start EXTRACTED INFORMATION

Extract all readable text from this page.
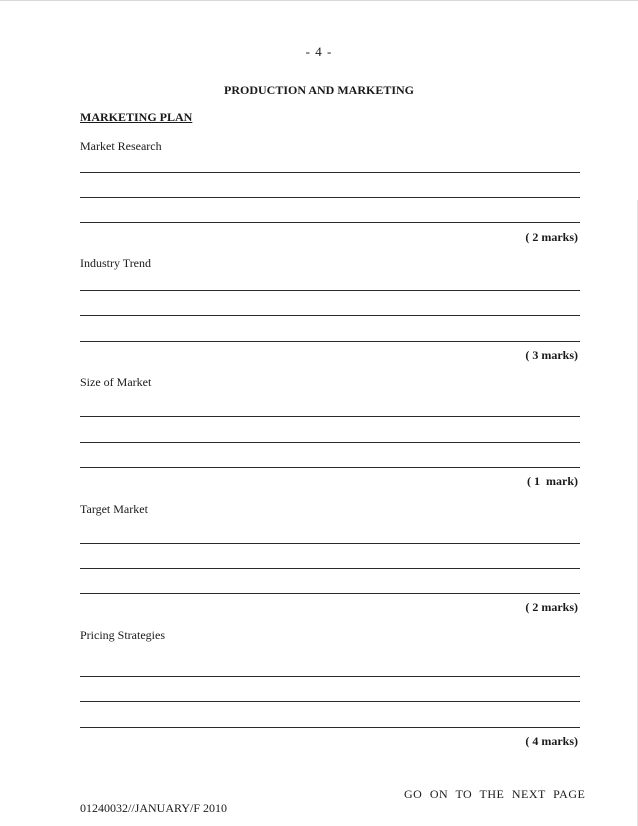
- 4 -
PRODUCTION AND MARKETING
MARKETING PLAN
Market Research
( 2 marks)
Industry Trend
( 3 marks)
Size of Market
( 1  mark)
Target Market
( 2 marks)
Pricing Strategies
( 4 marks)
GO ON TO THE NEXT PAGE
01240032//JANUARY/F 2010
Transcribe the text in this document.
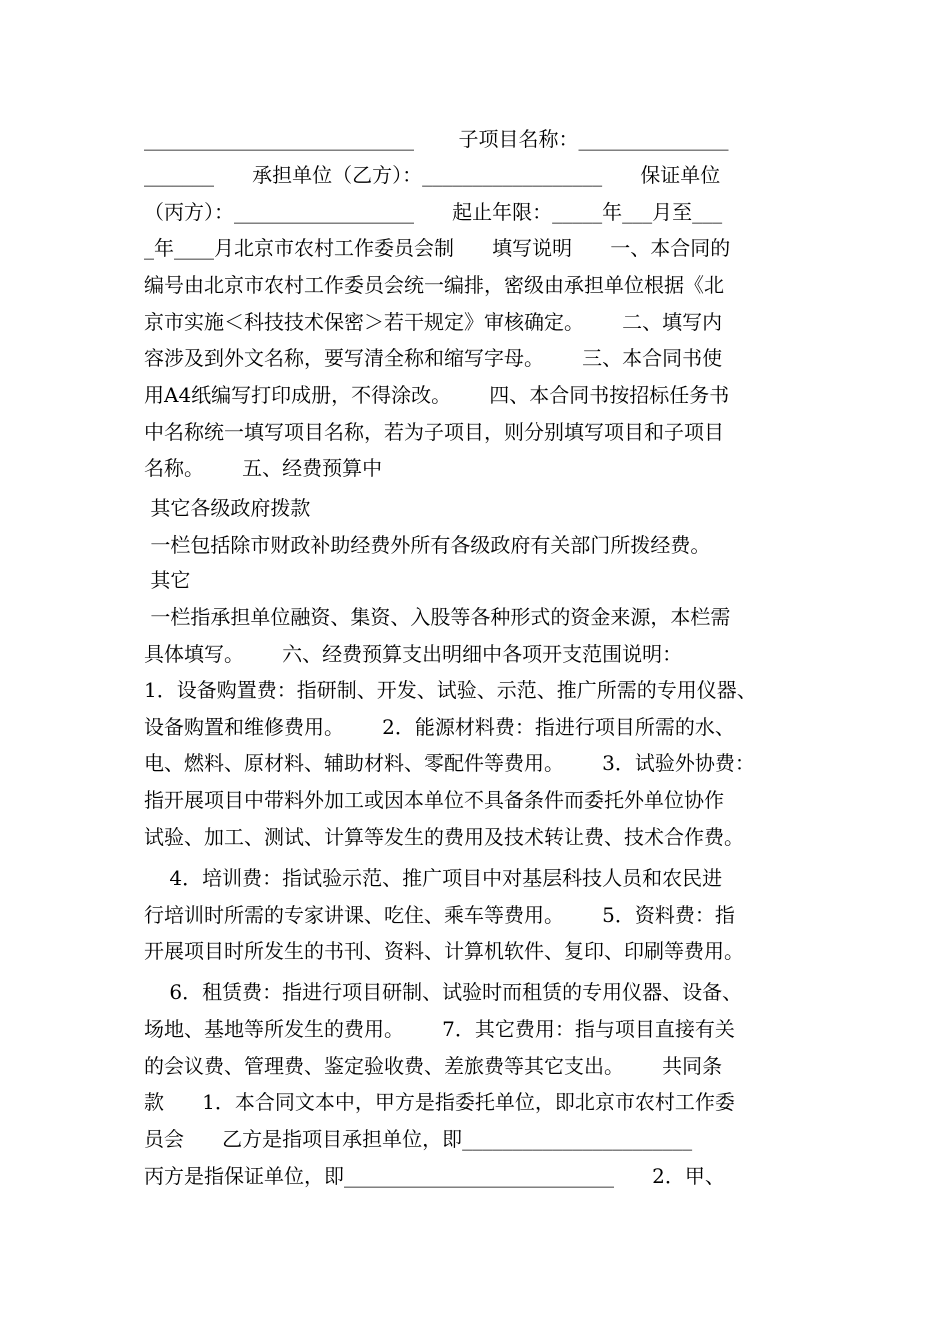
___________________________       子项目名称：_______________
_______      承担单位（乙方）：__________________      保证单位
（丙方）：__________________      起止年限：_____年___月至___
_年____月北京市农村工作委员会制      填写说明      一、本合同的
编号由北京市农村工作委员会统一编排，密级由承担单位根据《北
京市实施＜科技技术保密＞若干规定》审核确定。      二、填写内
容涉及到外文名称，要写清全称和缩写字母。      三、本合同书使
用A4纸编写打印成册，不得涂改。      四、本合同书按招标任务书
中名称统一填写项目名称，若为子项目，则分别填写项目和子项目
名称。      五、经费预算中
其它各级政府拨款
一栏包括除市财政补助经费外所有各级政府有关部门所拨经费。
其它
一栏指承担单位融资、集资、入股等各种形式的资金来源，本栏需
具体填写。      六、经费预算支出明细中各项开支范围说明：
1．设备购置费：指研制、开发、试验、示范、推广所需的专用仪器、
设备购置和维修费用。      2．能源材料费：指进行项目所需的水、
电、燃料、原材料、辅助材料、零配件等费用。      3．试验外协费：
指开展项目中带料外加工或因本单位不具备条件而委托外单位协作
试验、加工、测试、计算等发生的费用及技术转让费、技术合作费。
4．培训费：指试验示范、推广项目中对基层科技人员和农民进
行培训时所需的专家讲课、吃住、乘车等费用。      5．资料费：指
开展项目时所发生的书刊、资料、计算机软件、复印、印刷等费用。
6．租赁费：指进行项目研制、试验时而租赁的专用仪器、设备、
场地、基地等所发生的费用。      7．其它费用：指与项目直接有关
的会议费、管理费、鉴定验收费、差旅费等其它支出。      共同条
款      1．本合同文本中，甲方是指委托单位，即北京市农村工作委
员会      乙方是指项目承担单位，即_______________________
丙方是指保证单位，即___________________________      2．甲、
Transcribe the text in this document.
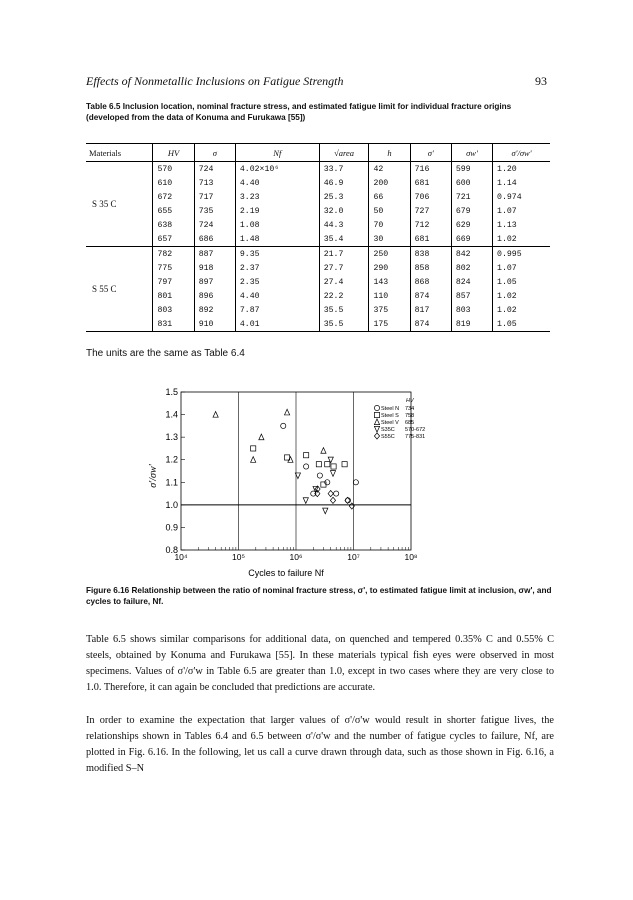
Effects of Nonmetallic Inclusions on Fatigue Strength	93
Table 6.5 Inclusion location, nominal fracture stress, and estimated fatigue limit for individual fracture origins (developed from the data of Konuma and Furukawa [55])
Materials	HV	σ	Nf	√area	h	σ'	σw'	σ'/σw'
S 35 C	570	724	4.02×10⁶	33.7	42	716	599	1.20
	610	713	4.40	46.9	200	681	600	1.14
	672	717	3.23	25.3	66	706	721	0.974
	655	735	2.19	32.0	50	727	679	1.07
	638	724	1.08	44.3	70	712	629	1.13
	657	686	1.48	35.4	30	681	669	1.02
S 55 C	782	887	9.35	21.7	250	838	842	0.995
	775	918	2.37	27.7	290	858	802	1.07
	797	897	2.35	27.4	143	868	824	1.05
	801	896	4.40	22.2	110	874	857	1.02
	803	892	7.87	35.5	375	817	803	1.02
	831	910	4.01	35.5	175	874	819	1.05
The units are the same as Table 6.4
0.8
0.9
1.0
1.1
1.2
1.3
1.4
1.5
10⁴	10⁵	10⁶	10⁷	10⁸
HV
Steel N 734
Steel S 758
Steel V 685
S35C 570-672
S55C 775-831
Cycles to failure Nf
σ'/σw'
Figure 6.16 Relationship between the ratio of nominal fracture stress, σ', to estimated fatigue limit at inclusion, σw', and cycles to failure, Nf.
Table 6.5 shows similar comparisons for additional data, on quenched and tempered 0.35% C and 0.55% C steels, obtained by Konuma and Furukawa [55]. In these materials typical fish eyes were observed in most specimens. Values of σ'/σ'w in Table 6.5 are greater than 1.0, except in two cases where they are very close to 1.0. Therefore, it can again be concluded that predictions are accurate.
In order to examine the expectation that larger values of σ'/σ'w would result in shorter fatigue lives, the relationships shown in Tables 6.4 and 6.5 between σ'/σ'w and the number of fatigue cycles to failure, Nf, are plotted in Fig. 6.16. In the following, let us call a curve drawn through data, such as those shown in Fig. 6.16, a modified S–N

end EXTRACTED INFORMATION

* AIM
Collect each line above holding the string "data".

* SOLVED EXERCISE
Table 6.5 Inclusion location, nominal fracture stress, and estimated fatigue limit for individual fracture origins (developed from the data of Konuma and Furukawa [55])
Table 6.5 shows similar comparisons for additional data, on quenched and tempered 0.35% C and 0.55% C steels, obtained by Konuma and Furukawa [55]. In these materials typical fish eyes were observed in most specimens. Values of σ'/σ'w in Table 6.5 are greater than 1.0, except in two cases where they are very close to 1.0. Therefore, it can again be concluded that predictions are accurate.
In order to examine the expectation that larger values of σ'/σ'w would result in shorter fatigue lives, the relationships shown in Tables 6.4 and 6.5 between σ'/σ'w and the number of fatigue cycles to failure, Nf, are plotted in Fig. 6.16. In the following, let us call a curve drawn through data, such as those shown in Fig. 6.16, a modified S–N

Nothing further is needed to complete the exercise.